Pick out and copy every line below that has the word "colors".

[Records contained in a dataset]
....

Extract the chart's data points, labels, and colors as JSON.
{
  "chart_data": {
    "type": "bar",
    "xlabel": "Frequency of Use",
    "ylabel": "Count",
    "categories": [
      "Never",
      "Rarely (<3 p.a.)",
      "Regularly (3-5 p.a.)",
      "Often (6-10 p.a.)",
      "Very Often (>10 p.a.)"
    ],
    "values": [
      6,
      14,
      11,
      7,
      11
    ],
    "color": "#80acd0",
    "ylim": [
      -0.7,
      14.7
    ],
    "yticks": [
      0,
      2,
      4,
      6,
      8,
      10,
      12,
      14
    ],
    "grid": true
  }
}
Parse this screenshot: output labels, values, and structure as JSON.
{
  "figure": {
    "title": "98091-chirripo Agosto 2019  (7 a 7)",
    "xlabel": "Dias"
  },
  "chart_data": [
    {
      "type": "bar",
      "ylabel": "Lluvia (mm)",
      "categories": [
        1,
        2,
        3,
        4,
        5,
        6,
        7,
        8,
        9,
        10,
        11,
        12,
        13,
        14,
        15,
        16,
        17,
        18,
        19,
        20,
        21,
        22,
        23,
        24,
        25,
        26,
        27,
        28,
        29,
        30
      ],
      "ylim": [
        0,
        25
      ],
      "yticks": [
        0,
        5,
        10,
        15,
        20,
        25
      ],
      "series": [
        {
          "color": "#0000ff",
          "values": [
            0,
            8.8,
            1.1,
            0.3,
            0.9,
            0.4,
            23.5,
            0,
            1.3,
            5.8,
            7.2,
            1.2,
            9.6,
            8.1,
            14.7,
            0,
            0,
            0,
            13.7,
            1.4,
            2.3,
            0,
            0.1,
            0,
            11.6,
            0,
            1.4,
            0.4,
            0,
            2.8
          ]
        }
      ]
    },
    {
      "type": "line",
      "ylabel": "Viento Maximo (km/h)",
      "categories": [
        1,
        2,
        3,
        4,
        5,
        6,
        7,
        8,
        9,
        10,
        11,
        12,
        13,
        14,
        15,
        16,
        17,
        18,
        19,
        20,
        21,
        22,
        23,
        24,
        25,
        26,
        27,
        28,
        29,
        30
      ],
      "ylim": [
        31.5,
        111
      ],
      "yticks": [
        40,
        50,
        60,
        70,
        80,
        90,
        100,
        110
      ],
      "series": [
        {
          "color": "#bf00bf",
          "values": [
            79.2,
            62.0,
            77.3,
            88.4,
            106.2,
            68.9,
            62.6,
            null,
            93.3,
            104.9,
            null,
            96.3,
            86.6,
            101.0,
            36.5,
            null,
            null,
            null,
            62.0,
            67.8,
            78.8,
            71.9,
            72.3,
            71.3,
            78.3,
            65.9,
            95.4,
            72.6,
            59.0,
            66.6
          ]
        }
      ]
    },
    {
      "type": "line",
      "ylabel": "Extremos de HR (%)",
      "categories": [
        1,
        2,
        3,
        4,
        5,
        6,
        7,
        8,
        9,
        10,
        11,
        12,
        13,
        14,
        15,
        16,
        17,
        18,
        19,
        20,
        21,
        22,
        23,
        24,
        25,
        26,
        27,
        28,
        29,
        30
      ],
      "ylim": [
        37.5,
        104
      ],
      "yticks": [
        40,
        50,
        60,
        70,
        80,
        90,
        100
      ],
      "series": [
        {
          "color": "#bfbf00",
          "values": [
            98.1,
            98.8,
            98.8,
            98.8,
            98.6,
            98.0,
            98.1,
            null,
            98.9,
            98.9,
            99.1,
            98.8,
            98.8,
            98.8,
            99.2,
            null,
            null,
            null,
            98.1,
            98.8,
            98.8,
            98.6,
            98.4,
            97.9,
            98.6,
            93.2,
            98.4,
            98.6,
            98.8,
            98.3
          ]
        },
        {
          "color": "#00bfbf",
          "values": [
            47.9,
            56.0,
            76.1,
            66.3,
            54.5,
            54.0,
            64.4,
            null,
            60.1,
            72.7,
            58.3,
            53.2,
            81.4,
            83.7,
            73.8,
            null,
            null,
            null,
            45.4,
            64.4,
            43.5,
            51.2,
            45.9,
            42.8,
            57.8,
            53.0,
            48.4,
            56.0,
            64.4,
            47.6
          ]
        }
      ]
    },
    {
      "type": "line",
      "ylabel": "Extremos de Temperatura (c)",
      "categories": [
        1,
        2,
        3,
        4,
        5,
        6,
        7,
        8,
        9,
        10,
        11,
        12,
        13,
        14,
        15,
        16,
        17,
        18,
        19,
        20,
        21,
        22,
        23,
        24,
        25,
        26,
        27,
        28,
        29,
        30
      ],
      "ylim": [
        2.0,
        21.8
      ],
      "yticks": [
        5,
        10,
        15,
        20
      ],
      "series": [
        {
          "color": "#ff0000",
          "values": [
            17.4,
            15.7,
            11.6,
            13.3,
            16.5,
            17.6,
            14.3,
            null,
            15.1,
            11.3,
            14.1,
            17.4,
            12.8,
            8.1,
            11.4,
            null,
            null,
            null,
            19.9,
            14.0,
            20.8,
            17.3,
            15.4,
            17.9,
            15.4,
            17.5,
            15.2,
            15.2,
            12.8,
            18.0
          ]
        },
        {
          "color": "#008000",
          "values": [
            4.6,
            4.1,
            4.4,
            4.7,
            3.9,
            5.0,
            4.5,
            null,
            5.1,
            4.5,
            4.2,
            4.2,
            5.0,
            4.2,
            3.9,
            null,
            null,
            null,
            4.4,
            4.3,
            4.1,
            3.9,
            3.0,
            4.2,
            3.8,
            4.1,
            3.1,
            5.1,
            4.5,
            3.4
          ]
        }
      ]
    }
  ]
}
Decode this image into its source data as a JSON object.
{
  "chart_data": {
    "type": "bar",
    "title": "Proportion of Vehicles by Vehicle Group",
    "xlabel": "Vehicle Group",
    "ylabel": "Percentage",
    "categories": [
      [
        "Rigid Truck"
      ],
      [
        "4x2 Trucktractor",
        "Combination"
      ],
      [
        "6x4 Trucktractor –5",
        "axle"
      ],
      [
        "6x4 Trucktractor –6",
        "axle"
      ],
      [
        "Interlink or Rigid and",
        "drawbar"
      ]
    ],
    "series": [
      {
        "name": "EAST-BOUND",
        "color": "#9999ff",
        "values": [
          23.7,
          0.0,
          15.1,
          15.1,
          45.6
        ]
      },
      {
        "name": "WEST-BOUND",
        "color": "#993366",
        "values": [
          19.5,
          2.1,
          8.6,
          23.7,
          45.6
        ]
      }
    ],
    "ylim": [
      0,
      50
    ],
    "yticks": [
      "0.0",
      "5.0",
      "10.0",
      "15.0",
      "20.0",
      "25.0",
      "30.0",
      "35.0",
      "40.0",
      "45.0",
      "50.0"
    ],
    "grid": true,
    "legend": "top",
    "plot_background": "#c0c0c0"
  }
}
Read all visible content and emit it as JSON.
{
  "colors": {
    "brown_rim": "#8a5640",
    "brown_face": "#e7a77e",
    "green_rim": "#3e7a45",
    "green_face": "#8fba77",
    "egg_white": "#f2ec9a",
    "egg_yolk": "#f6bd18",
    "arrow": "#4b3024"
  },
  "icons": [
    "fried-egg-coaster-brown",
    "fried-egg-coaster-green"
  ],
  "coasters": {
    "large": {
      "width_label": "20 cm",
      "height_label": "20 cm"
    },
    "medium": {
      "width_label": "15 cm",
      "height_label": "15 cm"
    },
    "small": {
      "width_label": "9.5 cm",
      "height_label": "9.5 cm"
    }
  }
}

....

* Correct output *
Extract the chart's data points, labels, and colors as JSON.
  "colors": {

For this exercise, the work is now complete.